### Exercise requirements
Copy each line that contains the word "FITC".

### Information supplied
--- --- ---

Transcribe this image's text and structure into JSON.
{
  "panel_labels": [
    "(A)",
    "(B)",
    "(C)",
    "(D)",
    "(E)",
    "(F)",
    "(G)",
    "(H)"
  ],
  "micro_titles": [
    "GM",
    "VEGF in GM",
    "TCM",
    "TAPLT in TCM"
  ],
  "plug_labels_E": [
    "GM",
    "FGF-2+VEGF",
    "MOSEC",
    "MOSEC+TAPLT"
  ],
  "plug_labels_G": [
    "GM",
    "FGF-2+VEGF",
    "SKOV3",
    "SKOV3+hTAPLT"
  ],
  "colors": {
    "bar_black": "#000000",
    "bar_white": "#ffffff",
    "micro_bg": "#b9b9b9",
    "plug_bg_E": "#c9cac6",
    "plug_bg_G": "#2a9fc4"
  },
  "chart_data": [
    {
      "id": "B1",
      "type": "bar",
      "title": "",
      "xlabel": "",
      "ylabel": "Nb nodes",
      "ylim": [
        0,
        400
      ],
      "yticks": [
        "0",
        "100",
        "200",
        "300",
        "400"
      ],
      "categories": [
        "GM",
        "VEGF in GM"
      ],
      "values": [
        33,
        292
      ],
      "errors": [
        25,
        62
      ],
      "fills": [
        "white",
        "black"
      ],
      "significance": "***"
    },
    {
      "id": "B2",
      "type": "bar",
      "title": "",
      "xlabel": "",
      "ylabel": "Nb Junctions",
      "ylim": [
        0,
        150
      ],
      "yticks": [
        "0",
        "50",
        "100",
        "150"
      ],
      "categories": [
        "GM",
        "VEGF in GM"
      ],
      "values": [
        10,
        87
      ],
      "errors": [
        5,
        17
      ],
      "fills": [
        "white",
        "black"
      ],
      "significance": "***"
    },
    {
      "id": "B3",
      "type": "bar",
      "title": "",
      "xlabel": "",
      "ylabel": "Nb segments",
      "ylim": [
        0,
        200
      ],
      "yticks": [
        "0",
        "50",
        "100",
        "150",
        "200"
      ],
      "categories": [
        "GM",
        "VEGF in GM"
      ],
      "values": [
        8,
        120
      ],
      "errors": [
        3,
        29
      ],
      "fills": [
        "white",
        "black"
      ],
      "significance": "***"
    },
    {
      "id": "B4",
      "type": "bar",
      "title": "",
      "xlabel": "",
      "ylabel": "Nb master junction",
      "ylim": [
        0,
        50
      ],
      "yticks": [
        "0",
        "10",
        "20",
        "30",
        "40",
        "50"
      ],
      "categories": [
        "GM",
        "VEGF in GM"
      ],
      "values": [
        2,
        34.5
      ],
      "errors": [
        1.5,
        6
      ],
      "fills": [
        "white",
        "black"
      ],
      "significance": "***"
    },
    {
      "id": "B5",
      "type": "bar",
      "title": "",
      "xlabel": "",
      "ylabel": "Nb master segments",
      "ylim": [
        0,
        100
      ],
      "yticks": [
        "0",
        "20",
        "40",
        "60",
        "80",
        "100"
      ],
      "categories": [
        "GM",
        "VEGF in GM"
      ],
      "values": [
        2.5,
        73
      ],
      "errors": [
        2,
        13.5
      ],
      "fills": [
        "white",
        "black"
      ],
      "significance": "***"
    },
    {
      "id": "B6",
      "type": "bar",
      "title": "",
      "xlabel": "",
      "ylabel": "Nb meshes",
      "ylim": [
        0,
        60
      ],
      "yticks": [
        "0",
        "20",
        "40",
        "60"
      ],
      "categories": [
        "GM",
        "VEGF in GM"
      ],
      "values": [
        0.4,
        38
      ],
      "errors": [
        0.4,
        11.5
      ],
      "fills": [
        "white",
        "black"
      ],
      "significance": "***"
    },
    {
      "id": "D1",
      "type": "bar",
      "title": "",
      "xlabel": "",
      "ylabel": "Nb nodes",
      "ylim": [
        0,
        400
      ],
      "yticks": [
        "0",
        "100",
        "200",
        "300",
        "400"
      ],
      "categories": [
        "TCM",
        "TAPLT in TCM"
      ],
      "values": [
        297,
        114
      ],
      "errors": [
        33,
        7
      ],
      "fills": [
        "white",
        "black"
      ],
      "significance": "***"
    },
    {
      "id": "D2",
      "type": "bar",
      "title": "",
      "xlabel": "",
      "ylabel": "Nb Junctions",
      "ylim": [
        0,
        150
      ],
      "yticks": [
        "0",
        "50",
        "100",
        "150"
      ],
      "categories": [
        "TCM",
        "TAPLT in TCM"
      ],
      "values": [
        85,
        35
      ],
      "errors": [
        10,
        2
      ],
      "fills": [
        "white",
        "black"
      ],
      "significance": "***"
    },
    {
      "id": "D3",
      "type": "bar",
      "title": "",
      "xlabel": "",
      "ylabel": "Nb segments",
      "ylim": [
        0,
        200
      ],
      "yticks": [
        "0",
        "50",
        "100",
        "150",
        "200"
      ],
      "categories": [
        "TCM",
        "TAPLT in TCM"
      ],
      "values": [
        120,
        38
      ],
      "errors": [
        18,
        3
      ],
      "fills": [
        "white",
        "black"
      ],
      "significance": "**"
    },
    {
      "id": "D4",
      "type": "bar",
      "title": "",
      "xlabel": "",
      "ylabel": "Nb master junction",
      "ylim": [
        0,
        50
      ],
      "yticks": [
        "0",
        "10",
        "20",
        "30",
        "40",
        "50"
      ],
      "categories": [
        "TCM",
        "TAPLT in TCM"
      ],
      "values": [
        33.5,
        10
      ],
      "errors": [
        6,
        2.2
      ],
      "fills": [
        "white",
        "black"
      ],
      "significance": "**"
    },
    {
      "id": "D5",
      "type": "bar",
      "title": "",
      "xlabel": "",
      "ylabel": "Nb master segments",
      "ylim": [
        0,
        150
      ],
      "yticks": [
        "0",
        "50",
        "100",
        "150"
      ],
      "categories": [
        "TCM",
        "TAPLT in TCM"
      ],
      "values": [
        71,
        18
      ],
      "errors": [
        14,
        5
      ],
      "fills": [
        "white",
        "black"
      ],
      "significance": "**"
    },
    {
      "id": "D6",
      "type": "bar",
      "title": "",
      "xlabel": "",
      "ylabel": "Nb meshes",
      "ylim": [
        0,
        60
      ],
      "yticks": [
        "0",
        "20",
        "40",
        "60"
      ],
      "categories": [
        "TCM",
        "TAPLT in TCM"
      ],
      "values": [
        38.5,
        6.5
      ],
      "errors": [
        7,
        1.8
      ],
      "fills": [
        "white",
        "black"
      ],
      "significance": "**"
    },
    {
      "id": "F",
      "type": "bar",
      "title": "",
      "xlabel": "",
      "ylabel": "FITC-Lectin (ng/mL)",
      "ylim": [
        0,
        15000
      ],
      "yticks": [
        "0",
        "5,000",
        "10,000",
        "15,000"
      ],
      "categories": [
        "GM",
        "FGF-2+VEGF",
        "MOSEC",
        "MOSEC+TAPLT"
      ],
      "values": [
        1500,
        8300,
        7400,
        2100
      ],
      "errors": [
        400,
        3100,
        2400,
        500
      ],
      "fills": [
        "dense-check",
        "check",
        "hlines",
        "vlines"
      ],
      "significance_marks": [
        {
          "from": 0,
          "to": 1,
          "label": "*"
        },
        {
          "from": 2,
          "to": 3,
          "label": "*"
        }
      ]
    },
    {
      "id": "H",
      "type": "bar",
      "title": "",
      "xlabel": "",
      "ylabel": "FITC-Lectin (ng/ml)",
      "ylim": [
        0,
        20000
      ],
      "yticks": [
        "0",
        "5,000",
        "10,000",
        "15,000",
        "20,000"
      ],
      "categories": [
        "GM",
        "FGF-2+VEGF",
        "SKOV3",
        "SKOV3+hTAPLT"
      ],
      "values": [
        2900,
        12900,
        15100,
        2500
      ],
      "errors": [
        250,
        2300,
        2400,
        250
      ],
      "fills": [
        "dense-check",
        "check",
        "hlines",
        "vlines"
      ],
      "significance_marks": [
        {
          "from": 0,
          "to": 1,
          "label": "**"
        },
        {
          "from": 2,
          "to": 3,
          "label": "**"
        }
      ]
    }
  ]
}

--- --- ---

### Output for this task
      "ylabel": "FITC-Lectin (ng/mL)",
      "ylabel": "FITC-Lectin (ng/ml)",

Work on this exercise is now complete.